EXERCISE OBJECTIVE >> Reproduce all entries precisely as they are written.

DATA ROWS >>
============

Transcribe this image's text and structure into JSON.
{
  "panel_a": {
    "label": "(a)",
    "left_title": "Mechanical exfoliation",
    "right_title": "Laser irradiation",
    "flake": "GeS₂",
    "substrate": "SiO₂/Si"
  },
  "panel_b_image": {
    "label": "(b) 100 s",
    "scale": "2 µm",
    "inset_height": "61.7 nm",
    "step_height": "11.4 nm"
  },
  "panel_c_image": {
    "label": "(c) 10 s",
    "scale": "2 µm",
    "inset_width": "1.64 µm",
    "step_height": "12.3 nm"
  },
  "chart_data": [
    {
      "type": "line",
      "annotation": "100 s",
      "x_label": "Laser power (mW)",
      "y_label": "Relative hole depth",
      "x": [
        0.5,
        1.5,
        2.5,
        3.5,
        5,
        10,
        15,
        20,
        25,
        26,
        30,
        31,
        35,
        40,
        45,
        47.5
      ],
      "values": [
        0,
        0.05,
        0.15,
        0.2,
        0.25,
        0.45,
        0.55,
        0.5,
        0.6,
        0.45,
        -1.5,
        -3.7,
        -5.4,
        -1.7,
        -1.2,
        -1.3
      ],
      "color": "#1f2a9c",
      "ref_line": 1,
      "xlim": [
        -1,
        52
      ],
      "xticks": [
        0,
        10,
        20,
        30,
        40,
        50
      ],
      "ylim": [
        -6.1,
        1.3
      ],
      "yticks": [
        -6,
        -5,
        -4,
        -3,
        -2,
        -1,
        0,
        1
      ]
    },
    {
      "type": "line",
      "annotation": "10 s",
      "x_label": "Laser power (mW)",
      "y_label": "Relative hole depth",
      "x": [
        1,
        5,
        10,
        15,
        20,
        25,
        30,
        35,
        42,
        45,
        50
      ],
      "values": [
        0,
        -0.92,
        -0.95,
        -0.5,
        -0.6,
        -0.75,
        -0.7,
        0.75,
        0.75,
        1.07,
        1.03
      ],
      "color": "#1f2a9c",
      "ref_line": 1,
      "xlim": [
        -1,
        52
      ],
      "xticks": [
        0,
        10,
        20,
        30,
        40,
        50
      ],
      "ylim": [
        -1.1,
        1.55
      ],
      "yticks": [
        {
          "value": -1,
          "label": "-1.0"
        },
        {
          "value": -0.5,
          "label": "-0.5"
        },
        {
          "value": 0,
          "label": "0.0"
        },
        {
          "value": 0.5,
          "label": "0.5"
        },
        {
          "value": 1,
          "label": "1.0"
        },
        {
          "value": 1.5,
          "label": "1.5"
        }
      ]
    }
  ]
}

============

SOLUTION FOR THIS TASK >>
Transcribe this image's text and structure into JSON.
{
  "panel_a": {
    "label": "(a)",
    "left_title": "Mechanical exfoliation",
    "right_title": "Laser irradiation",
    "flake": "GeS₂",
    "substrate": "SiO₂/Si"
  },
  "panel_b_image": {
    "label": "(b) 100 s",
    "scale": "2 µm",
    "inset_height": "61.7 nm",
    "step_height": "11.4 nm"
  },
  "panel_c_image": {
    "label": "(c) 10 s",
    "scale": "2 µm",
    "inset_width": "1.64 µm",
    "step_height": "12.3 nm"
  },
  "chart_data": [
    {
      "type": "line",
      "annotation": "100 s",
      "x_label": "Laser power (mW)",
      "y_label": "Relative hole depth",
      "x": [
        0.5,
        1.5,
        2.5,
        3.5,
        5,
        10,
        15,
        20,
        25,
        26,
        30,
        31,
        35,
        40,
        45,
        47.5
      ],
      "values": [
        0,
        0.05,
        0.15,
        0.2,
        0.25,
        0.45,
        0.55,
        0.5,
        0.6,
        0.45,
        -1.5,
        -3.7,
        -5.4,
        -1.7,
        -1.2,
        -1.3
      ],
      "color": "#1f2a9c",
      "ref_line": 1,
      "xlim": [
        -1,
        52
      ],
      "xticks": [
        0,
        10,
        20,
        30,
        40,
        50
      ],
      "ylim": [
        -6.1,
        1.3
      ],
      "yticks": [
        -6,
        -5,
        -4,
        -3,
        -2,
        -1,
        0,
        1
      ]
    },
    {
      "type": "line",
      "annotation": "10 s",
      "x_label": "Laser power (mW)",
      "y_label": "Relative hole depth",
      "x": [
        1,
        5,
        10,
        15,
        20,
        25,
        30,
        35,
        42,
        45,
        50
      ],
      "values": [
        0,
        -0.92,
        -0.95,
        -0.5,
        -0.6,
        -0.75,
        -0.7,
        0.75,
        0.75,
        1.07,
        1.03
      ],
      "color": "#1f2a9c",
      "ref_line": 1,
      "xlim": [
        -1,
        52
      ],
      "xticks": [
        0,
        10,
        20,
        30,
        40,
        50
      ],
      "ylim": [
        -1.1,
        1.55
      ],
      "yticks": [
        {
          "value": -1,
          "label": "-1.0"
        },
        {
          "value": -0.5,
          "label": "-0.5"
        },
        {
          "value": 0,
          "label": "0.0"
        },
        {
          "value": 0.5,
          "label": "0.5"
        },
        {
          "value": 1,
          "label": "1.0"
        },
        {
          "value": 1.5,
          "label": "1.5"
        }
      ]
    }
  ]
}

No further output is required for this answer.